_TASK DETAILS:_ What is the number of lines in the data below that contain "greatest"? Reply with the number only.

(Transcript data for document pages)
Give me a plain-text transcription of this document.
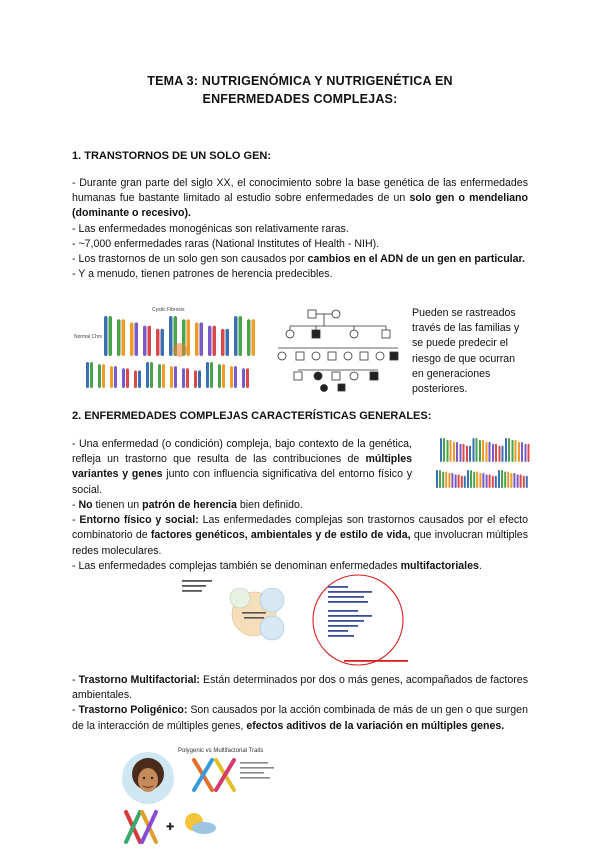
TEMA 3: NUTRIGENÓMICA Y NUTRIGENÉTICA EN
ENFERMEDADES COMPLEJAS:
1. TRANSTORNOS DE UN SOLO GEN:

- Durante gran parte del siglo XX, el conocimiento sobre la base genética de las enfermedades humanas fue bastante limitado al estudio sobre enfermedades de un solo gen o mendeliano (dominante o recesivo).

- Las enfermedades monogénicas son relativamente raras.

- ~7,000 enfermedades raras (National Institutes of Health - NIH).

- Los trastornos de un solo gen son causados por cambios en el ADN de un gen en particular.

- Y a menudo, tienen patrones de herencia predecibles.

Cystic Fibrosis
Normal Chrs
Pueden se rastreados través de las familias y se puede predecir el riesgo de que ocurran en generaciones posteriores.
2. ENFERMEDADES COMPLEJAS CARACTERÍSTICAS GENERALES:

- Una enfermedad (o condición) compleja, bajo contexto de la genética, refleja un trastorno que resulta de las contribuciones de múltiples variantes y genes junto con influencia significativa del entorno físico y social.

- No tienen un patrón de herencia bien definido.

- Entorno físico y social: Las enfermedades complejas son trastornos causados por el efecto combinatorio de factores genéticos, ambientales y de estilo de vida, que involucran múltiples redes moleculares.

- Las enfermedades complejas también se denominan enfermedades multifactoriales.

- Trastorno Multifactorial: Están determinados por dos o más genes, acompañados de factores ambientales.

- Trastorno Poligénico: Son causados por la acción combinada de más de un gen o que surgen de la interacción de múltiples genes, efectos aditivos de la variación en múltiples genes.

Polygenic vs Multifactorial Traits
✚
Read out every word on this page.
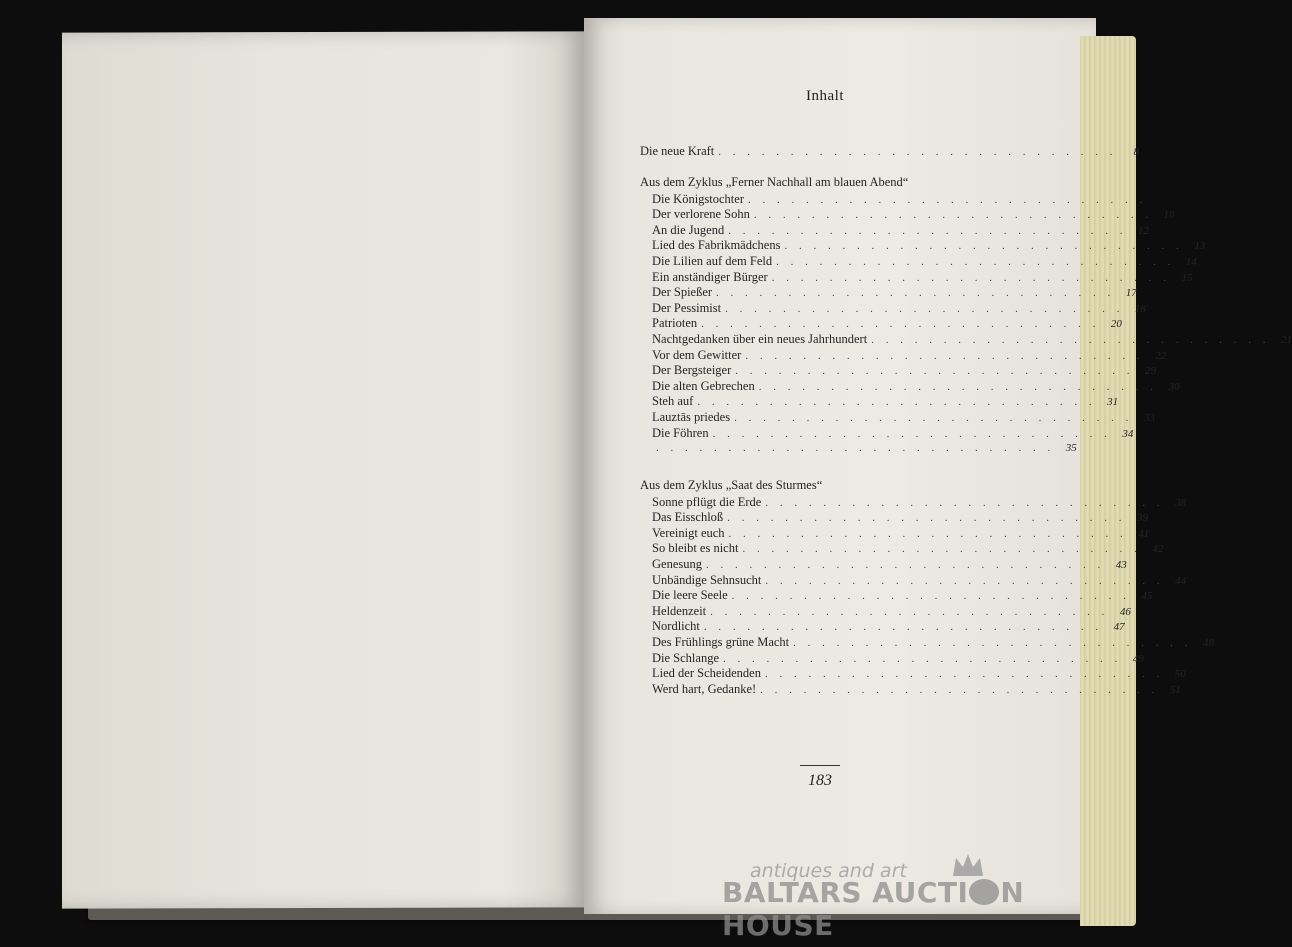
Inhalt
Die neue Kraft . . . . . . . . . . . . . . . . . . . . . . . . . . . .	8
Aus dem Zyklus „Ferner Nachhall am blauen Abend“
Die Königstochter . . . . . . . . . . . . . . . . . . . . . . . . . . . .
Der verlorene Sohn . . . . . . . . . . . . . . . . . . . . . . . . . . . .	10
An die Jugend . . . . . . . . . . . . . . . . . . . . . . . . . . . .	12
Lied des Fabrikmädchens . . . . . . . . . . . . . . . . . . . . . . . . . . . .	13
Die Lilien auf dem Feld . . . . . . . . . . . . . . . . . . . . . . . . . . . .	14
Ein anständiger Bürger . . . . . . . . . . . . . . . . . . . . . . . . . . . .	15
Der Spießer . . . . . . . . . . . . . . . . . . . . . . . . . . . .	17
Der Pessimist . . . . . . . . . . . . . . . . . . . . . . . . . . . .	18
Patrioten . . . . . . . . . . . . . . . . . . . . . . . . . . . .	20
Nachtgedanken über ein neues Jahrhundert . . . . . . . . . . . . . . . . . . . . . . . . . . . .	21
Vor dem Gewitter . . . . . . . . . . . . . . . . . . . . . . . . . . . .	22
Der Bergsteiger . . . . . . . . . . . . . . . . . . . . . . . . . . . .	29
Die alten Gebrechen . . . . . . . . . . . . . . . . . . . . . . . . . . . .	30
Steh auf . . . . . . . . . . . . . . . . . . . . . . . . . . . .	31
Lauztās priedes . . . . . . . . . . . . . . . . . . . . . . . . . . . .	33
Die Föhren . . . . . . . . . . . . . . . . . . . . . . . . . . . .	34
. . . . . . . . . . . . . . . . . . . . . . . . . . . .	35
Aus dem Zyklus „Saat des Sturmes“
Sonne pflügt die Erde . . . . . . . . . . . . . . . . . . . . . . . . . . . .	38
Das Eisschloß . . . . . . . . . . . . . . . . . . . . . . . . . . . .	39
Vereinigt euch . . . . . . . . . . . . . . . . . . . . . . . . . . . .	41
So bleibt es nicht . . . . . . . . . . . . . . . . . . . . . . . . . . . .	42
Genesung . . . . . . . . . . . . . . . . . . . . . . . . . . . .	43
Unbändige Sehnsucht . . . . . . . . . . . . . . . . . . . . . . . . . . . .	44
Die leere Seele . . . . . . . . . . . . . . . . . . . . . . . . . . . .	45
Heldenzeit . . . . . . . . . . . . . . . . . . . . . . . . . . . .	46
Nordlicht . . . . . . . . . . . . . . . . . . . . . . . . . . . .	47
Des Frühlings grüne Macht . . . . . . . . . . . . . . . . . . . . . . . . . . . .	48
Die Schlange . . . . . . . . . . . . . . . . . . . . . . . . . . . .	49
Lied der Scheidenden . . . . . . . . . . . . . . . . . . . . . . . . . . . .	50
Werd hart, Gedanke! . . . . . . . . . . . . . . . . . . . . . . . . . . . .	51
183
antiques and art
BALTARS AUCTI N HOUSE
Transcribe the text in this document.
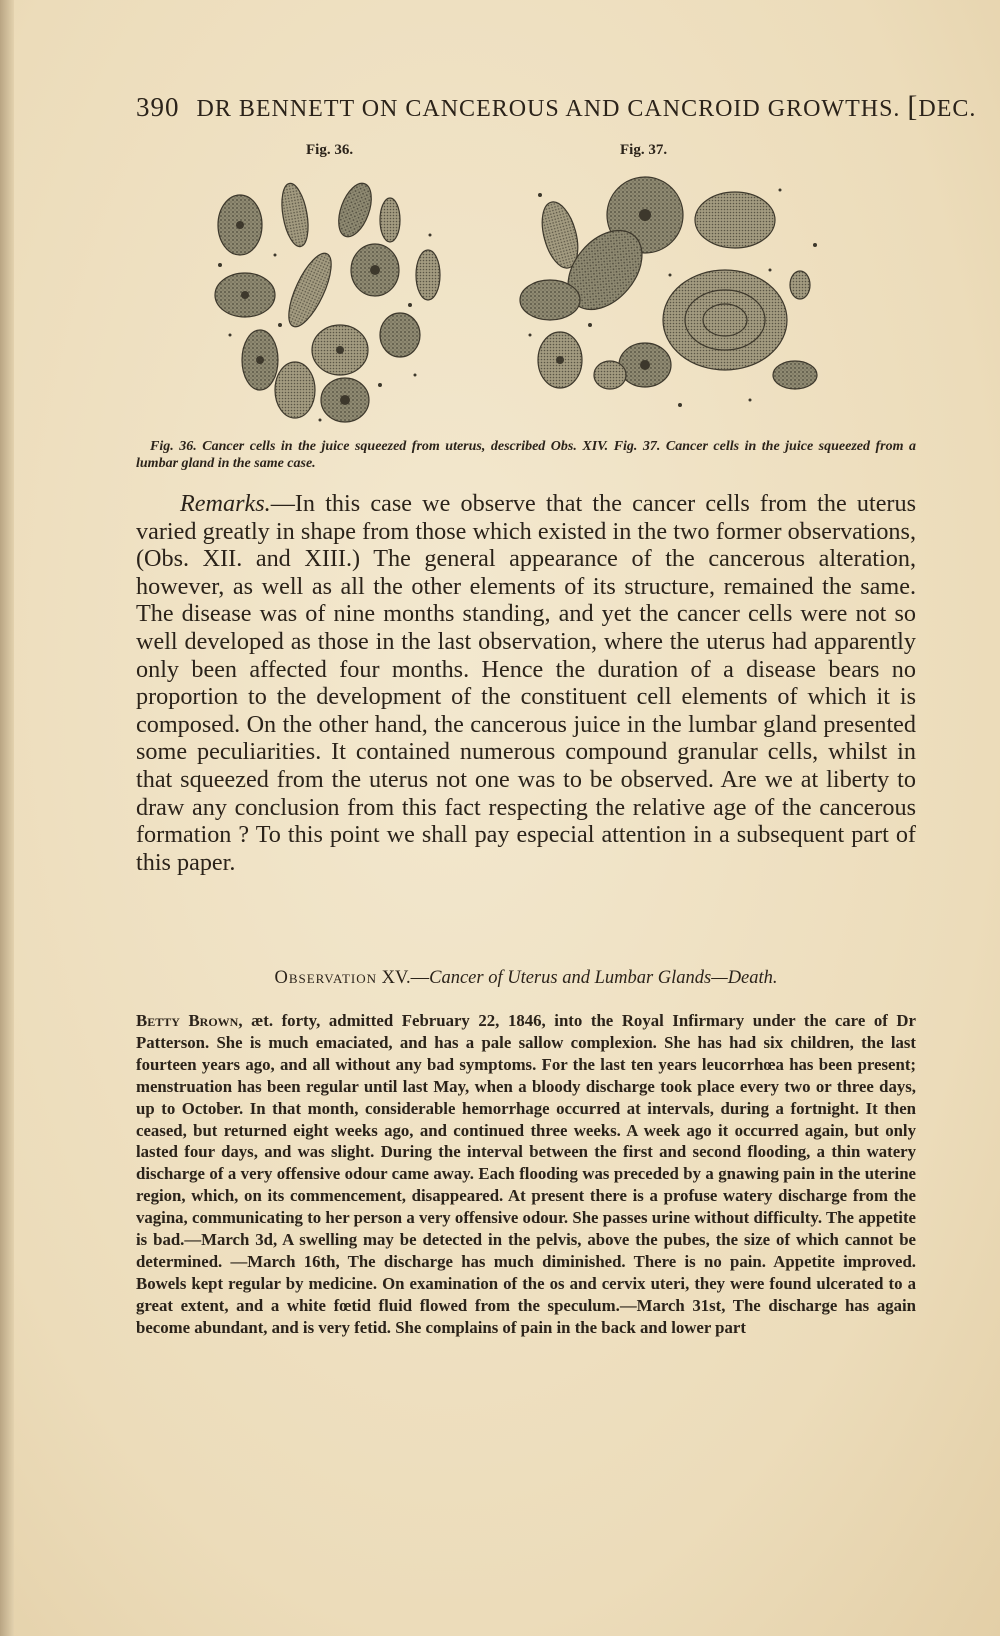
390 DR BENNETT ON CANCEROUS AND CANCROID GROWTHS. [DEC.
Fig. 36.	Fig. 37.
Fig. 36. Cancer cells in the juice squeezed from uterus, described Obs. XIV. Fig. 37. Cancer cells in the juice squeezed from a lumbar gland in the same case.
Remarks.—In this case we observe that the cancer cells from the uterus varied greatly in shape from those which existed in the two former observations, (Obs. XII. and XIII.) The general appearance of the cancerous alteration, however, as well as all the other elements of its structure, remained the same. The disease was of nine months standing, and yet the cancer cells were not so well developed as those in the last observation, where the uterus had apparently only been affected four months. Hence the duration of a disease bears no proportion to the development of the constituent cell elements of which it is composed. On the other hand, the cancerous juice in the lumbar gland presented some peculiarities. It contained numerous compound granular cells, whilst in that squeezed from the uterus not one was to be observed. Are we at liberty to draw any conclusion from this fact respecting the relative age of the cancerous formation ? To this point we shall pay especial attention in a subsequent part of this paper.
Observation XV.—Cancer of Uterus and Lumbar Glands—Death.
Betty Brown, æt. forty, admitted February 22, 1846, into the Royal Infirmary under the care of Dr Patterson. She is much emaciated, and has a pale sallow complexion. She has had six children, the last fourteen years ago, and all without any bad symptoms. For the last ten years leucorrhœa has been present; menstruation has been regular until last May, when a bloody discharge took place every two or three days, up to October. In that month, considerable hemorrhage occurred at intervals, during a fortnight. It then ceased, but returned eight weeks ago, and continued three weeks. A week ago it occurred again, but only lasted four days, and was slight. During the interval between the first and second flooding, a thin watery discharge of a very offensive odour came away. Each flooding was preceded by a gnawing pain in the uterine region, which, on its commencement, disappeared. At present there is a profuse watery discharge from the vagina, communicating to her person a very offensive odour. She passes urine without difficulty. The appetite is bad.—March 3d, A swelling may be detected in the pelvis, above the pubes, the size of which cannot be determined. —March 16th, The discharge has much diminished. There is no pain. Appetite improved. Bowels kept regular by medicine. On examination of the os and cervix uteri, they were found ulcerated to a great extent, and a white fœtid fluid flowed from the speculum.—March 31st, The discharge has again become abundant, and is very fetid. She complains of pain in the back and lower part
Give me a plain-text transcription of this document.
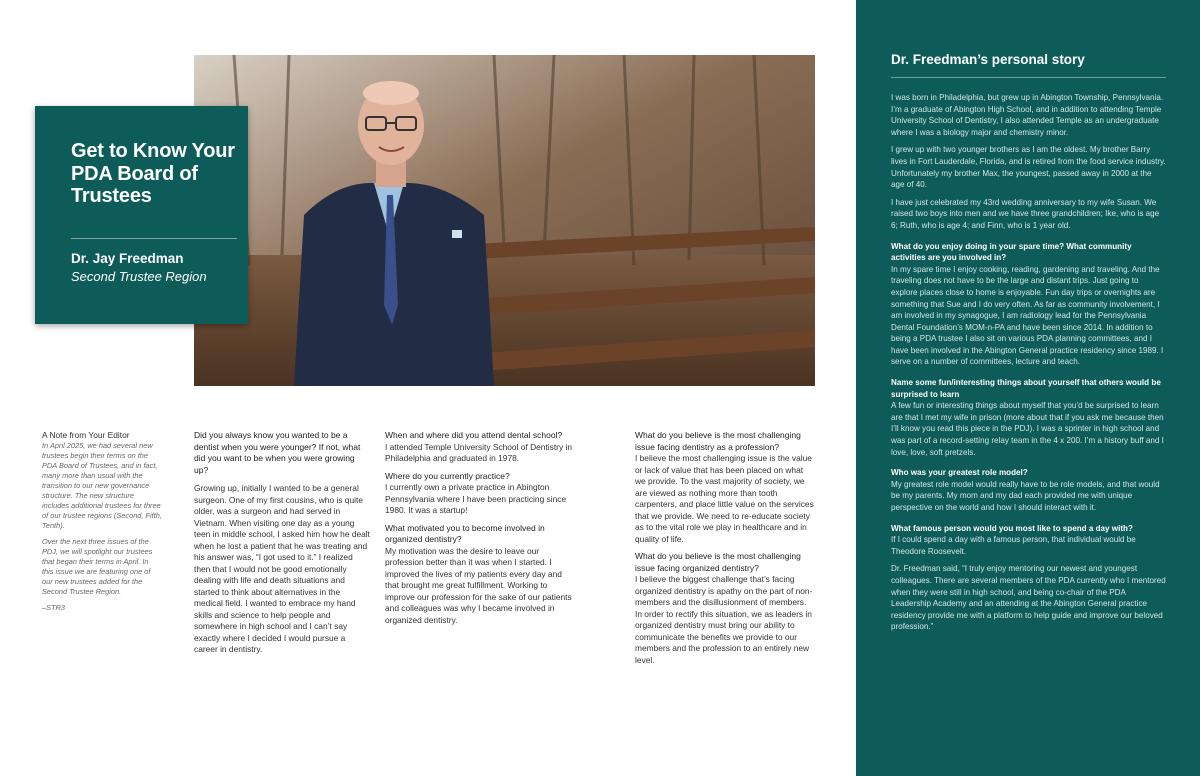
Get to Know Your PDA Board of Trustees
Dr. Jay Freedman
Second Trustee Region
A Note from Your Editor

In April 2025, we had several new trustees begin their terms on the PDA Board of Trustees, and in fact, many more than usual with the transition to our new governance structure. The new structure includes additional trustees for three of our trustee regions (Second, Fifth, Tenth).

Over the next three issues of the PDJ, we will spotlight our trustees that began their terms in April. In this issue we are featuring one of our new trustees added for the Second Trustee Region.

–STR3

Did you always know you wanted to be a dentist when you were younger? If not, what did you want to be when you were growing up?

Growing up, initially I wanted to be a general surgeon. One of my first cousins, who is quite older, was a surgeon and had served in Vietnam. When visiting one day as a young teen in middle school, I asked him how he dealt when he lost a patient that he was treating and his answer was, “I got used to it.” I realized then that I would not be good emotionally dealing with life and death situations and started to think about alternatives in the medical field. I wanted to embrace my hand skills and science to help people and somewhere in high school and I can’t say exactly where I decided I would pursue a career in dentistry.

When and where did you attend dental school?

I attended Temple University School of Dentistry in Philadelphia and graduated in 1978.

Where do you currently practice?

I currently own a private practice in Abington Pennsylvania where I have been practicing since 1980. It was a startup!

What motivated you to become involved in organized dentistry?

My motivation was the desire to leave our profession better than it was when I started. I improved the lives of my patients every day and that brought me great fulfillment. Working to improve our profession for the sake of our patients and colleagues was why I became involved in organized dentistry.

What do you believe is the most challenging issue facing dentistry as a profession?

I believe the most challenging issue is the value or lack of value that has been placed on what we provide. To the vast majority of society, we are viewed as nothing more than tooth carpenters, and place little value on the services that we provide. We need to re-educate society as to the vital role we play in healthcare and in quality of life.

What do you believe is the most challenging issue facing organized dentistry?

I believe the biggest challenge that’s facing organized dentistry is apathy on the part of non-members and the disillusionment of members. In order to rectify this situation, we as leaders in organized dentistry must bring our ability to communicate the benefits we provide to our members and the profession to an entirely new level.

Dr. Freedman’s personal story

I was born in Philadelphia, but grew up in Abington Township, Pennsylvania. I’m a graduate of Abington High School, and in addition to attending Temple University School of Dentistry, I also attended Temple as an undergraduate where I was a biology major and chemistry minor.

I grew up with two younger brothers as I am the oldest. My brother Barry lives in Fort Lauderdale, Florida, and is retired from the food service industry. Unfortunately my brother Max, the youngest, passed away in 2000 at the age of 40.

I have just celebrated my 43rd wedding anniversary to my wife Susan. We raised two boys into men and we have three grandchildren; Ike, who is age 6; Ruth, who is age 4; and Finn, who is 1 year old.

What do you enjoy doing in your spare time? What community activities are you involved in?

In my spare time I enjoy cooking, reading, gardening and traveling. And the traveling does not have to be the large and distant trips. Just going to explore places close to home is enjoyable. Fun day trips or overnights are something that Sue and I do very often. As far as community involvement, I am involved in my synagogue, I am radiology lead for the Pennsylvania Dental Foundation’s MOM-n-PA and have been since 2014. In addition to being a PDA trustee I also sit on various PDA planning committees, and I have been involved in the Abington General practice residency since 1989. I serve on a number of committees, lecture and teach.

Name some fun/interesting things about yourself that others would be surprised to learn

A few fun or interesting things about myself that you’d be surprised to learn are that I met my wife in prison (more about that if you ask me because then I’ll know you read this piece in the PDJ). I was a sprinter in high school and was part of a record-setting relay team in the 4 x 200. I’m a history buff and I love, love, soft pretzels.

Who was your greatest role model?

My greatest role model would really have to be role models, and that would be my parents. My mom and my dad each provided me with unique perspective on the world and how I should interact with it.

What famous person would you most like to spend a day with?

If I could spend a day with a famous person, that individual would be Theodore Roosevelt.

Dr. Freedman said, “I truly enjoy mentoring our newest and youngest colleagues. There are several members of the PDA currently who I mentored when they were still in high school, and being co-chair of the PDA Leadership Academy and an attending at the Abington General practice residency provide me with a platform to help guide and improve our beloved profession.”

_EXERCISE ANSWER:_ 2